Data items

----------

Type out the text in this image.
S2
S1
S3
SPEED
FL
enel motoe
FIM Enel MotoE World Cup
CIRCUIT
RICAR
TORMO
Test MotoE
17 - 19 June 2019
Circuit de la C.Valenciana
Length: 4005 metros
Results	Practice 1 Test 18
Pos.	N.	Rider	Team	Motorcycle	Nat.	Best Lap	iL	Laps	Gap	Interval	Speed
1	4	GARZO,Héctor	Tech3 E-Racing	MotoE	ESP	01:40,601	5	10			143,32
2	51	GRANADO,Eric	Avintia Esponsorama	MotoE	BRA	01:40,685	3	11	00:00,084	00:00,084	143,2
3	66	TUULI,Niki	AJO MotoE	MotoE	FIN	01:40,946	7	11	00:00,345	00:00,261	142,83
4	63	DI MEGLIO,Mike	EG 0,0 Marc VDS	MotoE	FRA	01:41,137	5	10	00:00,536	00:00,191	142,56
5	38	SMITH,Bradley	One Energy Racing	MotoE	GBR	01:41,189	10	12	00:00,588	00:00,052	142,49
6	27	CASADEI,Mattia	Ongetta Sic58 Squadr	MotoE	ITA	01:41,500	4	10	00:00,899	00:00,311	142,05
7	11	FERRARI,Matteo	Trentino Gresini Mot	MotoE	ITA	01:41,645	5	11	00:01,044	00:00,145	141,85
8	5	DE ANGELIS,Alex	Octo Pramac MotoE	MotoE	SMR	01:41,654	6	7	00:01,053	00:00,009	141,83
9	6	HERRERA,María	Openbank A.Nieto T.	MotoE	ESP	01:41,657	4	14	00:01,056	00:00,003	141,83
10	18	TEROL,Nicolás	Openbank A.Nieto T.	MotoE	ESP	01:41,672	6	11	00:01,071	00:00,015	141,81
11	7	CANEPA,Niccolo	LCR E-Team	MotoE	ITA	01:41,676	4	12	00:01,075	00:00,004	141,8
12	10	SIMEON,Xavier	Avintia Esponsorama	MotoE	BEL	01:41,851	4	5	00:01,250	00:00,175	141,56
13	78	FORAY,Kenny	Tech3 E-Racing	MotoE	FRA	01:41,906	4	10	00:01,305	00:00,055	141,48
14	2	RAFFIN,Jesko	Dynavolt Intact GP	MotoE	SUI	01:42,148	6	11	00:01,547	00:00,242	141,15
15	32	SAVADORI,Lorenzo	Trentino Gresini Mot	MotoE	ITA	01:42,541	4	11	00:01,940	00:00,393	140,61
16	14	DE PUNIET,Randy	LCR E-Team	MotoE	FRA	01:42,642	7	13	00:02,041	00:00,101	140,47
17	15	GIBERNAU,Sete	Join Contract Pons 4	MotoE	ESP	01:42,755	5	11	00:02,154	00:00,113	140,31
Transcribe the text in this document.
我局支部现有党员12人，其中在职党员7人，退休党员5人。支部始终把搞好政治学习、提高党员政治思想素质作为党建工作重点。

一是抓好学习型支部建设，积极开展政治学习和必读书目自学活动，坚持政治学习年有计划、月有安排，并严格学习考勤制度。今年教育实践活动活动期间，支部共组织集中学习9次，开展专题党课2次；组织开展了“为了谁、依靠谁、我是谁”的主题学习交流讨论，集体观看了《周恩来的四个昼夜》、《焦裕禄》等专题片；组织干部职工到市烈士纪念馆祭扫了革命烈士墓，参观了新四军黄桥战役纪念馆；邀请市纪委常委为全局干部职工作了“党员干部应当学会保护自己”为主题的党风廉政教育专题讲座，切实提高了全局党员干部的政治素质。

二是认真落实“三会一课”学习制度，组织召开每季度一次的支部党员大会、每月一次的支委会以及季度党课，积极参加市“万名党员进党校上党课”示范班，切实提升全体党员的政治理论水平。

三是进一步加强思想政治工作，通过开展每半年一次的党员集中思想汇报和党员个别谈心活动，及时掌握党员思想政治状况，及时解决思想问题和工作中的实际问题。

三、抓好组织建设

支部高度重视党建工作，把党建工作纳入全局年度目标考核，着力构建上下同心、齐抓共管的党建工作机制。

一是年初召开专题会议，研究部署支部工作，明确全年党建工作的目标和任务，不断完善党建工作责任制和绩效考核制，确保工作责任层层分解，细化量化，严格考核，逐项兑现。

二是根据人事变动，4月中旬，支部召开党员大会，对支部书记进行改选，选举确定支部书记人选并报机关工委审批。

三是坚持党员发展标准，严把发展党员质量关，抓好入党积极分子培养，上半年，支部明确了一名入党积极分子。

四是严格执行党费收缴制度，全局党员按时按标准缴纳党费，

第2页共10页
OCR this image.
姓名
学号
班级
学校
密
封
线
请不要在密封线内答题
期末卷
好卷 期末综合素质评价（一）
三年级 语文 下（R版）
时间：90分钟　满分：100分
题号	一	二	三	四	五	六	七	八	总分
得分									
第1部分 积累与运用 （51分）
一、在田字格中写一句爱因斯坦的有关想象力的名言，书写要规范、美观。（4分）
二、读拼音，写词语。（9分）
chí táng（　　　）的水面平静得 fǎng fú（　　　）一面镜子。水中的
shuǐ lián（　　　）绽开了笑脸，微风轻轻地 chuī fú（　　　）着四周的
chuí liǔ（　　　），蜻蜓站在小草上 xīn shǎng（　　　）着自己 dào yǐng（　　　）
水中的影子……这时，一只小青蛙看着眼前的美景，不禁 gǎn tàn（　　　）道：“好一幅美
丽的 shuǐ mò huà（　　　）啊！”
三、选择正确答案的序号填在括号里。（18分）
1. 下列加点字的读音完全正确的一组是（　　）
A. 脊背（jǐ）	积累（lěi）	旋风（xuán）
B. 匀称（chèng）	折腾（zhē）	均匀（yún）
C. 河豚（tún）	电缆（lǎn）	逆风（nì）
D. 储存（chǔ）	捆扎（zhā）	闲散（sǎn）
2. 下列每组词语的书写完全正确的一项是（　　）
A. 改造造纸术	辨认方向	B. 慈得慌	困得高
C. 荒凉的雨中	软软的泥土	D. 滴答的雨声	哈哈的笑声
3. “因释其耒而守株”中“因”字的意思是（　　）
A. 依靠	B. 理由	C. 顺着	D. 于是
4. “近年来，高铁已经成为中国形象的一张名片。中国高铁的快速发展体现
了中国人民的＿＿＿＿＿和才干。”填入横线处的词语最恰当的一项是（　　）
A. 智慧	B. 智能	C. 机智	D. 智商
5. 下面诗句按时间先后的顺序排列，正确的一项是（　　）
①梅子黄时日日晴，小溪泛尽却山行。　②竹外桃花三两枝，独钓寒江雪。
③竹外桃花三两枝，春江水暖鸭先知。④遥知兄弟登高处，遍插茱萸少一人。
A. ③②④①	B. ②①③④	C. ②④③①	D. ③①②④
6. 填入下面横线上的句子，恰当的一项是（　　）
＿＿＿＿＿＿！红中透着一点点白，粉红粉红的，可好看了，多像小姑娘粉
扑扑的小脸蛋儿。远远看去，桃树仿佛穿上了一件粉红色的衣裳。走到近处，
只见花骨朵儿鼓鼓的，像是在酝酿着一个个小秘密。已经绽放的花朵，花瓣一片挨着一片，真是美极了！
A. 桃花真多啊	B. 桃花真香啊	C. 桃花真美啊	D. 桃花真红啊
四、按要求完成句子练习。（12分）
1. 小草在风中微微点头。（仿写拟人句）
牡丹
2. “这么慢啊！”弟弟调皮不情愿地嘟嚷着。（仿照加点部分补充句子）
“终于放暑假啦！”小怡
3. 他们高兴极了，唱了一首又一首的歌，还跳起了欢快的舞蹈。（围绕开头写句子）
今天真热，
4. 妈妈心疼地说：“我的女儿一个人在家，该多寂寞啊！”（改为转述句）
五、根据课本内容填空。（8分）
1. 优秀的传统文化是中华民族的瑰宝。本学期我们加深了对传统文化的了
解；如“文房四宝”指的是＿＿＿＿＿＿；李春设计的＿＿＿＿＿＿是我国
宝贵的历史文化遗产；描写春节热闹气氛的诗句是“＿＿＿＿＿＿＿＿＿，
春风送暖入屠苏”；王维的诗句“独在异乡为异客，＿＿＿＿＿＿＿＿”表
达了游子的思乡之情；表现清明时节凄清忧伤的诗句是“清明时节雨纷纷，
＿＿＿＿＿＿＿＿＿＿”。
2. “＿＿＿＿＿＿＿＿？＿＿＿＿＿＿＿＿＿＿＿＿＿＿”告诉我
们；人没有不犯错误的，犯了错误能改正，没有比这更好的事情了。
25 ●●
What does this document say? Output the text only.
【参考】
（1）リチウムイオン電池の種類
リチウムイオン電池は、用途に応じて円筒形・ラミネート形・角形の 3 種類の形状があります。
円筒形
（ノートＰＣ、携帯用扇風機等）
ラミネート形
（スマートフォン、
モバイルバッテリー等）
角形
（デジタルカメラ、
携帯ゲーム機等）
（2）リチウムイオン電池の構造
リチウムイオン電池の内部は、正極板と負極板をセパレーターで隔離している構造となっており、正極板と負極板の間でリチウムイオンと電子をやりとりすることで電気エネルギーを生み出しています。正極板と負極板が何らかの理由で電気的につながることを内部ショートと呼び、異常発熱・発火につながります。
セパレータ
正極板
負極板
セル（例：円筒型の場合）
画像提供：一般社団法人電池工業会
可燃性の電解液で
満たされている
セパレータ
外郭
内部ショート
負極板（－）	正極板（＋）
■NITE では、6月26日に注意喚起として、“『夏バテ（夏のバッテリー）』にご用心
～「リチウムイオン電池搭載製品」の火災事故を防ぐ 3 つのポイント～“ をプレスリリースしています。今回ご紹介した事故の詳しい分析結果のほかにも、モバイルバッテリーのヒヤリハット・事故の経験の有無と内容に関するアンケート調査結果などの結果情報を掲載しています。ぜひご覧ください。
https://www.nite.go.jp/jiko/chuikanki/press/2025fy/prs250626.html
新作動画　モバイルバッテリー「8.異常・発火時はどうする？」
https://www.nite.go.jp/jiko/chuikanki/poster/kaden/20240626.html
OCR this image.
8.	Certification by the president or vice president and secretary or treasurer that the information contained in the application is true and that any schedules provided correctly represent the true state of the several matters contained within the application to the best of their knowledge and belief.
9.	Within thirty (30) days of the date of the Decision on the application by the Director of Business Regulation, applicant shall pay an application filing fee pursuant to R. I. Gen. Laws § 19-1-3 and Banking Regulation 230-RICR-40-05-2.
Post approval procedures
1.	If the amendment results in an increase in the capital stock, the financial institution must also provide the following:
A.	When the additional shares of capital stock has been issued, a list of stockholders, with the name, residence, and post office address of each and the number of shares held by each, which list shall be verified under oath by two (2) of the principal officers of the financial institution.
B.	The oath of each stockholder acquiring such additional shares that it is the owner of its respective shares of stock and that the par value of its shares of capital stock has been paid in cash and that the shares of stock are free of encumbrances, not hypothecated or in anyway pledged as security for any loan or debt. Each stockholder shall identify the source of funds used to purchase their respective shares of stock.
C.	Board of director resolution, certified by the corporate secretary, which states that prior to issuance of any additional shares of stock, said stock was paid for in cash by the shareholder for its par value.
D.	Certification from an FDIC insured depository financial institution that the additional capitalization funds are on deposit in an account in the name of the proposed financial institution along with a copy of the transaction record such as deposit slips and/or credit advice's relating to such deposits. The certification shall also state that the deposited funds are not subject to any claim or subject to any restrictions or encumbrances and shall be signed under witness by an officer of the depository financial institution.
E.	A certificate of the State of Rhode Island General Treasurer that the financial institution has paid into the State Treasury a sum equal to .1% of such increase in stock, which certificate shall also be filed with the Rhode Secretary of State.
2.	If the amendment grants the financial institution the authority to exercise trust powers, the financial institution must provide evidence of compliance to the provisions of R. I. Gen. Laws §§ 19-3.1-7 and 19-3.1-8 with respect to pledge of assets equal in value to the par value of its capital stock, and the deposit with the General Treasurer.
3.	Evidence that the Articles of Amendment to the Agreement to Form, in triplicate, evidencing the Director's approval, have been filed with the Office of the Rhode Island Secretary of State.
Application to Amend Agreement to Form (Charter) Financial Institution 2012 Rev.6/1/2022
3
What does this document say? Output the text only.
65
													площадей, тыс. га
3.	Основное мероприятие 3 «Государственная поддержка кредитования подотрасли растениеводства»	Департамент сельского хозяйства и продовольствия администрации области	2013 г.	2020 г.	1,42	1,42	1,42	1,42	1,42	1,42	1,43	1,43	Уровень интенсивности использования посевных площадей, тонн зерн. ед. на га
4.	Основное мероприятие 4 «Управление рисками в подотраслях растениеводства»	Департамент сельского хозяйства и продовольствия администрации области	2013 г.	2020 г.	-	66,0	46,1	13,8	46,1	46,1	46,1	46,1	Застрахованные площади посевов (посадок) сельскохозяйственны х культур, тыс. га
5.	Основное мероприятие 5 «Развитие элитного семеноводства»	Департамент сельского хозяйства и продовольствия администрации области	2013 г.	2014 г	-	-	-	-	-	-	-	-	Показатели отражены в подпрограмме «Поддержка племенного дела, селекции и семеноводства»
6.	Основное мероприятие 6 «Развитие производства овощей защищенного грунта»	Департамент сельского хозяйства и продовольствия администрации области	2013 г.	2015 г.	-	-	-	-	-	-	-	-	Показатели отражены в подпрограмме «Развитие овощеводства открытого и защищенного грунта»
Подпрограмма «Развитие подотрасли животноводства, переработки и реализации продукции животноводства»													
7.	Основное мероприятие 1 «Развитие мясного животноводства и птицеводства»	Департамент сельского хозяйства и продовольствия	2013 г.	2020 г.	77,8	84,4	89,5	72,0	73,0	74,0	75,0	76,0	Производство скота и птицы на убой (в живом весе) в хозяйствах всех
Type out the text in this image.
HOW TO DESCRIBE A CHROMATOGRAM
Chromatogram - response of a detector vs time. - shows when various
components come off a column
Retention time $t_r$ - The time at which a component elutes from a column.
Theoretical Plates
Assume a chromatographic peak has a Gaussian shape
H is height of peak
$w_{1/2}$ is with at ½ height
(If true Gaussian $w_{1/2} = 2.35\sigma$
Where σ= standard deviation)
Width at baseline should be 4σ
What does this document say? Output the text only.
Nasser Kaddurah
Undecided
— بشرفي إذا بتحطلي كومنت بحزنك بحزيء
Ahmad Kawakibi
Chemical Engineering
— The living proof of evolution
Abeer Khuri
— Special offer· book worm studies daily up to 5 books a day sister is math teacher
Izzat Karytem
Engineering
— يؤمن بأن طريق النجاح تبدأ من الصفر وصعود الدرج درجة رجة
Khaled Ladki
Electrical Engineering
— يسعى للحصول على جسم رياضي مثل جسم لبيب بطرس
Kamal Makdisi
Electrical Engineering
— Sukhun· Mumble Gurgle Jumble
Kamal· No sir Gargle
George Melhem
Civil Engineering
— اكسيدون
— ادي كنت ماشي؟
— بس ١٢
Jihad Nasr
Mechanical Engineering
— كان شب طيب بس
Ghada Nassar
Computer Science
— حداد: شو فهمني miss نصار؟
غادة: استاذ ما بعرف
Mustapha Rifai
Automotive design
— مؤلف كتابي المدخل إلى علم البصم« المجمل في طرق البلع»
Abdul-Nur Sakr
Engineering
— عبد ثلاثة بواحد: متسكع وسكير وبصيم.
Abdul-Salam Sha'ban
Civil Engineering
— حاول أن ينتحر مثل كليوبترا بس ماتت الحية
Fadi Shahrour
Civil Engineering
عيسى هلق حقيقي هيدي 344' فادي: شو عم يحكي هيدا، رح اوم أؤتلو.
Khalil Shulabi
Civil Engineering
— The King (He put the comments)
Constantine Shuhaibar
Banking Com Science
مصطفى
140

----------

Exercise instructions ▸
Wherever the word "filed" occurs in a line of the listing, copy that line.

Solution to this exercise ▸
E.	A certificate of the State of Rhode Island General Treasurer that the financial institution has paid into the State Treasury a sum equal to .1% of such increase in stock, which certificate shall also be filed with the Rhode Secretary of State.
3.	Evidence that the Articles of Amendment to the Agreement to Form, in triplicate, evidencing the Director's approval, have been filed with the Office of the Rhode Island Secretary of State.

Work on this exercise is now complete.